Problems:
**a)** Can you extract the stretch of the publishing commentary from "Money: Why get" through "not the answer.", word for word?
**b)** Which published authors does the publishing commentary name? List every one.
**c)** How would the publishing commentary carry on after its final sentence? Continue it.

Fifty Shades of Cash: The commenters seasoned envy with an attack on the publishers:

“Plenty of mediocre or less than mediocre writers being published like EL James and Stephanie Meyers (sic). Publishers don’t care if its unaduletrated (sic) crap as long as it sells.” Fran Jaime

Envy: Sorry, writers, the reason you’re not published is probably because you’re not marketable AND you’re mediocre. There are a few decent published writers, many more decent unpublished writers, but for every decent unpublished writer there are hundreds of crappy writers. And when crappy writers (jocks, pop stars) get published, they have a platform and ghostwriter. When an E.L. James, J.K. Rowling, or Stephanie Meyer sells, do not think this:

” It’s time the writers took back control of the artform…Publishers only give a damn about making a buck. They do not care about putting out good books.” Jennifer Burnham

Money: Why get enraged when a crappy book makes money? I’ve written failures, and rather than curse the market, I try to recognize my faults. My point is not to defend E.L. James, but to defend publishers. “Taking control” of your future means paying vanity presses, whose only purpose is profit over quality. Read Create Space self-published book samples on Amazon. Most are horrible. Self-publishing more tripe is not the answer.

Image region annotations:
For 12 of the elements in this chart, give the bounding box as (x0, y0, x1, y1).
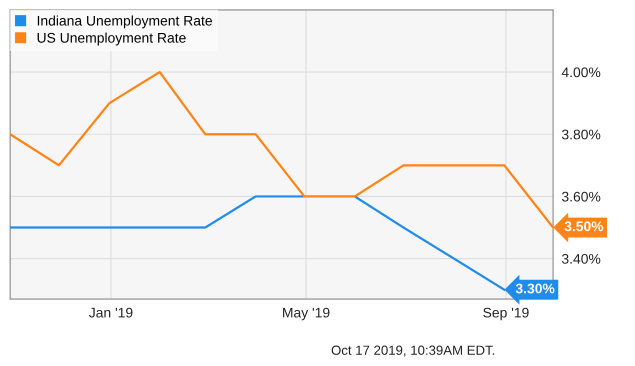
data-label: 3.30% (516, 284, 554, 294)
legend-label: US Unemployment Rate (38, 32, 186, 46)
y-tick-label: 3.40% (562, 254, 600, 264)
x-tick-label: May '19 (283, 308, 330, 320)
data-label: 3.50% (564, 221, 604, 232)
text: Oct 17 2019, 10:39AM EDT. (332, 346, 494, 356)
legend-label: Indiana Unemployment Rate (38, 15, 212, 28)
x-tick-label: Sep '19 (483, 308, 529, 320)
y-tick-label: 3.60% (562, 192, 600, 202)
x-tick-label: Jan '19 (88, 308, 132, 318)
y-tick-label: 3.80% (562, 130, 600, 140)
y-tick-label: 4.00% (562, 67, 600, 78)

Responses for each task:
**a)**
Money: Why get enraged when a crappy book makes money? I’ve written failures, and rather than curse the market, I try to recognize my faults. My point is not to defend E.L. James, but to defend publishers. “Taking control” of your future means paying vanity presses, whose only purpose is profit over quality. Read Create Space self-published book samples on Amazon. Most are horrible. Self-publishing more tripe is not the answer.

**b)** E.L. James, Stephanie Meyer, J.K. Rowling

**c)**
Publishers care: Consider these fine publishers: Grove/Atlantic, Soft Skull, Tin House, Hawthorne, Graywolf, Coffee House, Farrar Straus Giroux, or Knopf. Do you really think they only care about money? Of course they care, and that’s legitimate, they want to stay in business. But they also love literature.

When a Da Vinci Code/50 Shades/Girl with Dragon Tattoo/Harry Potter/Twilight genre book sells, writers should cheer. Never disrespect publishing houses because of their successes in other genres. Publishers take on books knowing up front the possibility of breaking even or losing money. The success of E.L. James’ trilogy helps Random House take chances on more books of literary quality, and that’s good for writers.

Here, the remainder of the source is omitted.